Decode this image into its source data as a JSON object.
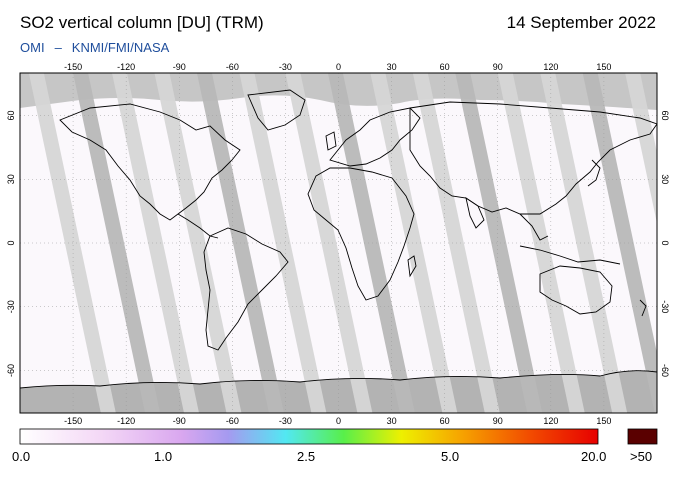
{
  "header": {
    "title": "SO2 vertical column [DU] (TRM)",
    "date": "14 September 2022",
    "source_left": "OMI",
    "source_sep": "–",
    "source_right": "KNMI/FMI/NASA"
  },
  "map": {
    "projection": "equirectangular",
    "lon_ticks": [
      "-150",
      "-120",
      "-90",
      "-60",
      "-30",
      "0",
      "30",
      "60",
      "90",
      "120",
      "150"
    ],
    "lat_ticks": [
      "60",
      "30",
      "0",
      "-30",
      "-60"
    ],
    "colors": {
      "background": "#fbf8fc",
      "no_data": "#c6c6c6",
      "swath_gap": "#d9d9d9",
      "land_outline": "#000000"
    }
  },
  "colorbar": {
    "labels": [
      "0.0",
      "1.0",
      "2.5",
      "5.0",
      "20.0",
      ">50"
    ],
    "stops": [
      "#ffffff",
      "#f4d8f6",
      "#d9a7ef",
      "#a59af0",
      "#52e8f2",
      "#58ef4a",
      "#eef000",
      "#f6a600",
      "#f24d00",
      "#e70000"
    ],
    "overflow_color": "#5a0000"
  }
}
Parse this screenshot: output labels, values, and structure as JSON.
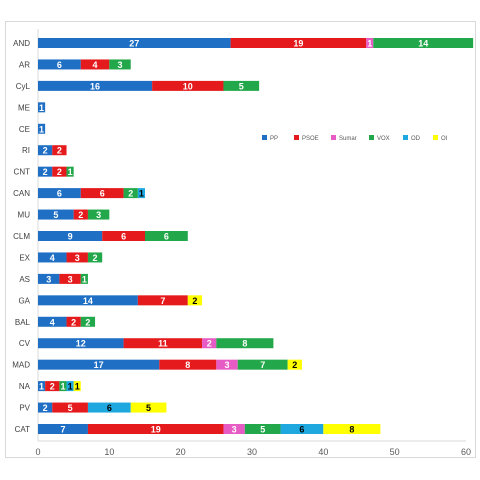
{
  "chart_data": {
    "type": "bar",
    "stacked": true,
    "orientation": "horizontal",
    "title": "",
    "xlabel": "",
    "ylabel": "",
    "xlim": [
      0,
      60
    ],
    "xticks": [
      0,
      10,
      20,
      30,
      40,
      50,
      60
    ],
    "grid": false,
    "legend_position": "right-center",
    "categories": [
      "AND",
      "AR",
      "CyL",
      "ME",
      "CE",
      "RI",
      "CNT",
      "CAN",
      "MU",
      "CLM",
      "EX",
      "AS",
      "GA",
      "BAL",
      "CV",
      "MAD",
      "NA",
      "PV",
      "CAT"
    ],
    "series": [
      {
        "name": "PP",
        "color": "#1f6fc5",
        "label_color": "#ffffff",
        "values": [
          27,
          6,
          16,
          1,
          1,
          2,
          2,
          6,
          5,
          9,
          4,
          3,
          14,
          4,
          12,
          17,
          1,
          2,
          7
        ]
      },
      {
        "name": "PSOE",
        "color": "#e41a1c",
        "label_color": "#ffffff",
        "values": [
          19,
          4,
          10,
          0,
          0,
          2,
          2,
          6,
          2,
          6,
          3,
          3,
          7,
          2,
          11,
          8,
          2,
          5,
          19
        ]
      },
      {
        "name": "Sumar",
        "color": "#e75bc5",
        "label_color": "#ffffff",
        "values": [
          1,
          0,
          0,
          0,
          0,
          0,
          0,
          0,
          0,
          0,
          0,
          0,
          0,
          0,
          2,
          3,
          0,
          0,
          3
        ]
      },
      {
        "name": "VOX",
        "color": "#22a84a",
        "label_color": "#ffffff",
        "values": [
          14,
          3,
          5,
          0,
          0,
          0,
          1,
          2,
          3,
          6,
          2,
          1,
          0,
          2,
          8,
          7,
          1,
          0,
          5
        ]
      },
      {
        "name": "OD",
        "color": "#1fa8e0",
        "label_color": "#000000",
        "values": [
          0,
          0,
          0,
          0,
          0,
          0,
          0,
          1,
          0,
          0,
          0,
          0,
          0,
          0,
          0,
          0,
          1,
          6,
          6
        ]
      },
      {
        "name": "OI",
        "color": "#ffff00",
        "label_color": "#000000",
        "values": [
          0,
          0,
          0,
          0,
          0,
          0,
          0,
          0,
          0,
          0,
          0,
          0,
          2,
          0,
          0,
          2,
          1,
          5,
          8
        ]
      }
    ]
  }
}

------

▶ [The task]
Give only the number of lines in the entries that contain "this".

▶ [Task result]
2